▸ **Aim**: Pull out each line of the records holding the string "this".

--- Start ---

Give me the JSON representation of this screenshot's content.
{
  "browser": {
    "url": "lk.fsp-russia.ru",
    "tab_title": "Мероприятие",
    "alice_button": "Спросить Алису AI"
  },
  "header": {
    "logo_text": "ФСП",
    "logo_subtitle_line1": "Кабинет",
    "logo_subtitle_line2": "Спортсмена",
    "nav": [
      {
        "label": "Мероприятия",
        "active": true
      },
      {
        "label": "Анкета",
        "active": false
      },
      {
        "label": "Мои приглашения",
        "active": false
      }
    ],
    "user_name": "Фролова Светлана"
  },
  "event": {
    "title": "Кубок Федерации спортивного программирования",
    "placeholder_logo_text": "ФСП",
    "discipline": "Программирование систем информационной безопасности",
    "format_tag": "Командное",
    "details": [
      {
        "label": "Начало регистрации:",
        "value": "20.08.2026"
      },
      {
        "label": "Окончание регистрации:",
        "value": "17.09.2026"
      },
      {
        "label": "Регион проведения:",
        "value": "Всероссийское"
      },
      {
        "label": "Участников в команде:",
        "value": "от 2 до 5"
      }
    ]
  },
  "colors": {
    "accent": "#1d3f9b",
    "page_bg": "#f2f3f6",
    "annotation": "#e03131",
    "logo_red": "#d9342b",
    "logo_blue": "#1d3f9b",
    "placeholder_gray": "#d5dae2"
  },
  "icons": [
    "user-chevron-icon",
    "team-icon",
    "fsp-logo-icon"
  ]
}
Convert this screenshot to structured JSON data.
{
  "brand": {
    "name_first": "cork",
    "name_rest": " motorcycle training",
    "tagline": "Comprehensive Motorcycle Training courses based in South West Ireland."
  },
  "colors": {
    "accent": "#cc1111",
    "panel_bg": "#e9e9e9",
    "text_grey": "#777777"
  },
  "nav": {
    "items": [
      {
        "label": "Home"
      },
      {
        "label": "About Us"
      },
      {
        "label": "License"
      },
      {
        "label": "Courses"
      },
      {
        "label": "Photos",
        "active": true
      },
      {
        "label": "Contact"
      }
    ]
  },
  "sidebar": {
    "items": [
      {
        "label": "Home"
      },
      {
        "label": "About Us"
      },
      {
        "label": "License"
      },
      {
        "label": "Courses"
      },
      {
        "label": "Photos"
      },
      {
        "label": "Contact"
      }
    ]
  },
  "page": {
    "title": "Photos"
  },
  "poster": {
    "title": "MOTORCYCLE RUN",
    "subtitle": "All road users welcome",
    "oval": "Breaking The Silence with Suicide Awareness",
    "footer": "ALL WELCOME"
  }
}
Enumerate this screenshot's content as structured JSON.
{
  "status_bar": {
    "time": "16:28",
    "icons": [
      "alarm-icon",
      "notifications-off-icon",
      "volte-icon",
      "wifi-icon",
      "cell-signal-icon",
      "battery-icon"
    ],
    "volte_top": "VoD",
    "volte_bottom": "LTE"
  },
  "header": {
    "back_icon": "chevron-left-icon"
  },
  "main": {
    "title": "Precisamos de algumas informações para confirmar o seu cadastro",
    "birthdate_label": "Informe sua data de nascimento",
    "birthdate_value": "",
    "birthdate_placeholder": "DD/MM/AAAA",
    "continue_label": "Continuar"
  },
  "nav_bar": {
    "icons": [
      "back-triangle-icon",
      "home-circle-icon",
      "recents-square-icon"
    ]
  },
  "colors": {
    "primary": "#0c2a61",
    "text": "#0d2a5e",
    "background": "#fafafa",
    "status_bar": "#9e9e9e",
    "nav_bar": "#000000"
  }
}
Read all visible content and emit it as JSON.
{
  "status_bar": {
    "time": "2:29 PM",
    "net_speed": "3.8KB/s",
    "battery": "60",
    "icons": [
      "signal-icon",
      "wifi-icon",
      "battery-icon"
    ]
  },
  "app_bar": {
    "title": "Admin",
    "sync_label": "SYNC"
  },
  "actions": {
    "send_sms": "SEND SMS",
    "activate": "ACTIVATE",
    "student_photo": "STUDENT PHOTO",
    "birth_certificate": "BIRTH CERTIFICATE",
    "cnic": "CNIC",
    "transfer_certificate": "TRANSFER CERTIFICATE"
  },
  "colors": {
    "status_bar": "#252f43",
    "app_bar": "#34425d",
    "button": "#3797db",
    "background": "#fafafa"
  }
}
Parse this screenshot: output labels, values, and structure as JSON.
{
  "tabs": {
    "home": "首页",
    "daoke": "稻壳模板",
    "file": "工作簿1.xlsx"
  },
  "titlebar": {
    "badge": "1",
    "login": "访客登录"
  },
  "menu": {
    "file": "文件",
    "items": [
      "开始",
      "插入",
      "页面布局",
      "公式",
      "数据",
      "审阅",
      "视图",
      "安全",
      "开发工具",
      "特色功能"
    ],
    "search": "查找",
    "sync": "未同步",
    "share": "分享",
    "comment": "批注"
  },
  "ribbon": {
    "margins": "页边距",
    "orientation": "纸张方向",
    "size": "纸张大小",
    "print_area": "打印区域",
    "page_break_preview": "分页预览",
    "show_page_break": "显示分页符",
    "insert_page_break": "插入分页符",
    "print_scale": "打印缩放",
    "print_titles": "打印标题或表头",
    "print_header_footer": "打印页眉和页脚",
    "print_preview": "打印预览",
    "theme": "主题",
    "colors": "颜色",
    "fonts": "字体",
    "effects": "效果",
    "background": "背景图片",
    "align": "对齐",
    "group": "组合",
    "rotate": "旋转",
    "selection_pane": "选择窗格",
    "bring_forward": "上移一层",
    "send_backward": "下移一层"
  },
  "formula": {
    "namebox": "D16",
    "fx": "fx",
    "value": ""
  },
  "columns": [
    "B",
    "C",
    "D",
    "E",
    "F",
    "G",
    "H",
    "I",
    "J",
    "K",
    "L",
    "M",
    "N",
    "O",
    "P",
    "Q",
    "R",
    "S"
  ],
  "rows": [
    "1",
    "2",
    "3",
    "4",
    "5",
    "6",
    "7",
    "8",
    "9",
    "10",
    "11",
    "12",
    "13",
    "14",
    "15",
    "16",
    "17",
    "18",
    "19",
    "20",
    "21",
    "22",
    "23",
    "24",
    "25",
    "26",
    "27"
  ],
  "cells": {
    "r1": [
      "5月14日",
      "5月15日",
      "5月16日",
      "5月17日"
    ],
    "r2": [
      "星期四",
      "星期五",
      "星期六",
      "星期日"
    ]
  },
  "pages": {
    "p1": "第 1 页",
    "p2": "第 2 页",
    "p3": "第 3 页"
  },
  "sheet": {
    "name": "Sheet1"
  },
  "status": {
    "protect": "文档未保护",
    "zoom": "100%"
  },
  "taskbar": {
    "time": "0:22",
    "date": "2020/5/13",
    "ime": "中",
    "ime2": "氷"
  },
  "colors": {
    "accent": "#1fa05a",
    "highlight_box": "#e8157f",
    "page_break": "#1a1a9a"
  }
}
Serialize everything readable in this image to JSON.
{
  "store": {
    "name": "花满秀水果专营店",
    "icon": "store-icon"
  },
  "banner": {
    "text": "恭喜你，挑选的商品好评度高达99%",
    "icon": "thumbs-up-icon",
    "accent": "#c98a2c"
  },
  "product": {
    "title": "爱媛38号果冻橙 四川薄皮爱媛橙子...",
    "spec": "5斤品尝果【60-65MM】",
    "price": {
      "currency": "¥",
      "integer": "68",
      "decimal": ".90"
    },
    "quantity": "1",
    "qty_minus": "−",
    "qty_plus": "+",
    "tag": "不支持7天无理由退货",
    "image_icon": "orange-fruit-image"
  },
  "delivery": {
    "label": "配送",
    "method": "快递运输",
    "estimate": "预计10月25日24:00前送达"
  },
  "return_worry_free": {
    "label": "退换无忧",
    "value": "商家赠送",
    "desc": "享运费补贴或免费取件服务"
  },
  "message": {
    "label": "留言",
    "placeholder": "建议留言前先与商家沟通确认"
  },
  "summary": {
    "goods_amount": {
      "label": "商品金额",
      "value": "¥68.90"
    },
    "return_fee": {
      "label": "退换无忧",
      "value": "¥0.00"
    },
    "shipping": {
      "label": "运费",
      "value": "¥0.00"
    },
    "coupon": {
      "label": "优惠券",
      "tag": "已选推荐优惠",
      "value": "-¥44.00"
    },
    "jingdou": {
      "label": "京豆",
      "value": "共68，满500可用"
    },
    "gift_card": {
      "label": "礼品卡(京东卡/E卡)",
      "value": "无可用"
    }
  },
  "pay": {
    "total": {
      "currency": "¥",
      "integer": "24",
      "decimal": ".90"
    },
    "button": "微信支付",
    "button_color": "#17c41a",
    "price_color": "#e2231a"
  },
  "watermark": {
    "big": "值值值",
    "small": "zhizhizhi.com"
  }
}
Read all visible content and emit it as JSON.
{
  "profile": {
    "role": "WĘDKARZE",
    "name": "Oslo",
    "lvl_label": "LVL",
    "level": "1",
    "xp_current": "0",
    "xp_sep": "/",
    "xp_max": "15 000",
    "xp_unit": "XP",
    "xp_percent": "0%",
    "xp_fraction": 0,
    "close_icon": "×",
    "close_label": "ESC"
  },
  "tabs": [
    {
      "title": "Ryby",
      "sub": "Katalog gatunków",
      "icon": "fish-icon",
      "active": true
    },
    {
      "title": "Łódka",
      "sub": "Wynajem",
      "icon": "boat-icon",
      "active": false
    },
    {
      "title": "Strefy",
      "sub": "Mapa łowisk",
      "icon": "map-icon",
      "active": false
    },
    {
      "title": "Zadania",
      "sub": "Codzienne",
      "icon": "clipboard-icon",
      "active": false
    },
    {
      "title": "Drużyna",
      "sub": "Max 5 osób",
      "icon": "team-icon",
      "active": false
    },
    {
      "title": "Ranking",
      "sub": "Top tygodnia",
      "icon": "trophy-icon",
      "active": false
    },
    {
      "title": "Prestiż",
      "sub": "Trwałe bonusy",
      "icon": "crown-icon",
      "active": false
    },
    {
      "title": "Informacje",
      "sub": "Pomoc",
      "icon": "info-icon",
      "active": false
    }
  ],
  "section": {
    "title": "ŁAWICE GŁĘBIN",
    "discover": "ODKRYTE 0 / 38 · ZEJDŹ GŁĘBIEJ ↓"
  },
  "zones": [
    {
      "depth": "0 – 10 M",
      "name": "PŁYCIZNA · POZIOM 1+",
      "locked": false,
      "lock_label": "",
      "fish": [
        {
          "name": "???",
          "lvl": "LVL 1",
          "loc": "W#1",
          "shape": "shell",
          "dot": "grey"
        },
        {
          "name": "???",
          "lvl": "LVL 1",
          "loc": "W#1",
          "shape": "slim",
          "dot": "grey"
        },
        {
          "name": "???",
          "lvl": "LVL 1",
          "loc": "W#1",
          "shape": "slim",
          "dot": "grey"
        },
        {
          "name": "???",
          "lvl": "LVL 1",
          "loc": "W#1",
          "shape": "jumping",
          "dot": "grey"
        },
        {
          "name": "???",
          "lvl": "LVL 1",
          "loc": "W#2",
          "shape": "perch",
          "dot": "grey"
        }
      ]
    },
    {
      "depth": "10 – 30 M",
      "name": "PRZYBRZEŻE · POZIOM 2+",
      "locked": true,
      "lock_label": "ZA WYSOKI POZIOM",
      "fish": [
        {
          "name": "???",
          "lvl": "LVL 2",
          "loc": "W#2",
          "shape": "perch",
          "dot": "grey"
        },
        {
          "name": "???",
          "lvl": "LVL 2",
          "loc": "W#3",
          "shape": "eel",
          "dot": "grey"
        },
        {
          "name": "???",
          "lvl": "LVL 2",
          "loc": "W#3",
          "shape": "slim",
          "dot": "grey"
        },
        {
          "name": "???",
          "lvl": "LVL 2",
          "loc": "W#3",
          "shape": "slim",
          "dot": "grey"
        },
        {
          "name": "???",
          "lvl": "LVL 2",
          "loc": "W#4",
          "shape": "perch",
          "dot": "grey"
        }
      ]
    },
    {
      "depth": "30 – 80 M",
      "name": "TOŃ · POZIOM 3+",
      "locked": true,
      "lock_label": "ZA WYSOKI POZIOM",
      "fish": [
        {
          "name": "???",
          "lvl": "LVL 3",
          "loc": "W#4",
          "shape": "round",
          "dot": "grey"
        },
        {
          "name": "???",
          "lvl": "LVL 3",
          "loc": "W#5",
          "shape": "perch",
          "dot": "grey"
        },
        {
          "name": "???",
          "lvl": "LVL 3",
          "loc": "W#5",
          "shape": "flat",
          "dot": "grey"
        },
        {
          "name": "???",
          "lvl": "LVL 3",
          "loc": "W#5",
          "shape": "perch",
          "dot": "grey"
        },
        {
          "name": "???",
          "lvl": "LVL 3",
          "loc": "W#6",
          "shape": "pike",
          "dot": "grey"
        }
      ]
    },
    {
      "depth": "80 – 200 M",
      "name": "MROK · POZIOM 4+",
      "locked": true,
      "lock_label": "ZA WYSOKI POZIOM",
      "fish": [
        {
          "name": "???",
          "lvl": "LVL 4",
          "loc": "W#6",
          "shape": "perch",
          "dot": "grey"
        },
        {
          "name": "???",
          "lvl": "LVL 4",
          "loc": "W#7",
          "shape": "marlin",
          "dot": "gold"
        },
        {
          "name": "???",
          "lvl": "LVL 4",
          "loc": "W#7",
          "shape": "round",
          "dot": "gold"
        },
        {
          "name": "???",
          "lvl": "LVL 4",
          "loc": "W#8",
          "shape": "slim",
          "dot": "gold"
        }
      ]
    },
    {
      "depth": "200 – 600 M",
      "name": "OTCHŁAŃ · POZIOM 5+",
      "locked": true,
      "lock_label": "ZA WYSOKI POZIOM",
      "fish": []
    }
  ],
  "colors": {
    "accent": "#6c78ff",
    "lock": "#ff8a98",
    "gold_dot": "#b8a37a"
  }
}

--- End ---

▸ **Answer**:
Give me the JSON representation of this screenshot's content.
Convert this screenshot to structured JSON data.
Enumerate this screenshot's content as structured JSON.
Parse this screenshot: output labels, values, and structure as JSON.
Serialize everything readable in this image to JSON.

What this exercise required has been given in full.